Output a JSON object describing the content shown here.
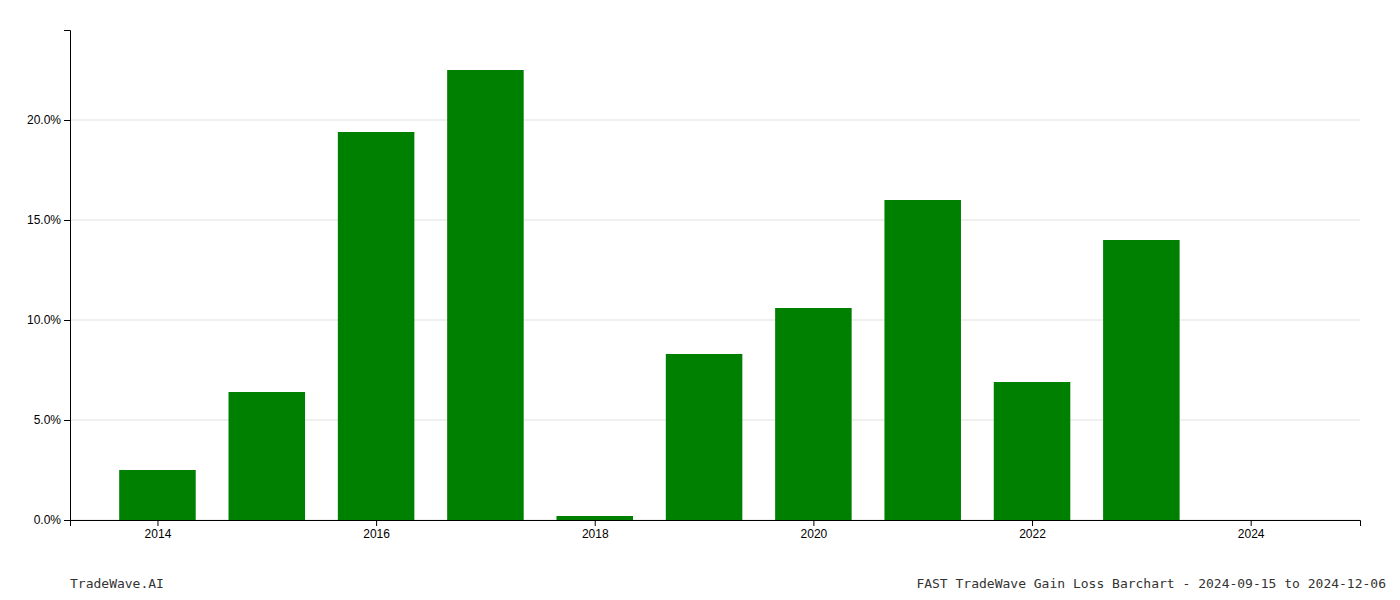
{
  "chart_data": {
    "type": "bar",
    "x": [
      2014,
      2015,
      2016,
      2017,
      2018,
      2019,
      2020,
      2021,
      2022,
      2023,
      2024
    ],
    "values": [
      0.025,
      0.064,
      0.194,
      0.225,
      0.002,
      0.083,
      0.106,
      0.16,
      0.069,
      0.14,
      0.0
    ],
    "color": "#008000",
    "xlim": [
      2013.2,
      2025.0
    ],
    "xticks": [
      2014,
      2016,
      2018,
      2020,
      2022,
      2024
    ],
    "ylim": [
      0,
      0.245
    ],
    "yticks": [
      {
        "value": 0.0,
        "label": "0.0%"
      },
      {
        "value": 0.05,
        "label": "5.0%"
      },
      {
        "value": 0.1,
        "label": "10.0%"
      },
      {
        "value": 0.15,
        "label": "15.0%"
      },
      {
        "value": 0.2,
        "label": "20.0%"
      }
    ],
    "grid": true,
    "annotations": [
      "TradeWave.AI",
      "FAST TradeWave Gain Loss Barchart - 2024-09-15 to 2024-12-06"
    ]
  }
}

# # # # #

Problem to work on:
Output each line exactly; omit every picture.

Response to this task:
Output a JSON object describing the content shown here.
{
  "chart_data": {
    "type": "bar",
    "x": [
      2014,
      2015,
      2016,
      2017,
      2018,
      2019,
      2020,
      2021,
      2022,
      2023,
      2024
    ],
    "values": [
      0.025,
      0.064,
      0.194,
      0.225,
      0.002,
      0.083,
      0.106,
      0.16,
      0.069,
      0.14,
      0.0
    ],
    "color": "#008000",
    "xlim": [
      2013.2,
      2025.0
    ],
    "xticks": [
      2014,
      2016,
      2018,
      2020,
      2022,
      2024
    ],
    "ylim": [
      0,
      0.245
    ],
    "yticks": [
      {
        "value": 0.0,
        "label": "0.0%"
      },
      {
        "value": 0.05,
        "label": "5.0%"
      },
      {
        "value": 0.1,
        "label": "10.0%"
      },
      {
        "value": 0.15,
        "label": "15.0%"
      },
      {
        "value": 0.2,
        "label": "20.0%"
      }
    ],
    "grid": true,
    "annotations": [
      "TradeWave.AI",
      "FAST TradeWave Gain Loss Barchart - 2024-09-15 to 2024-12-06"
    ]
  }
}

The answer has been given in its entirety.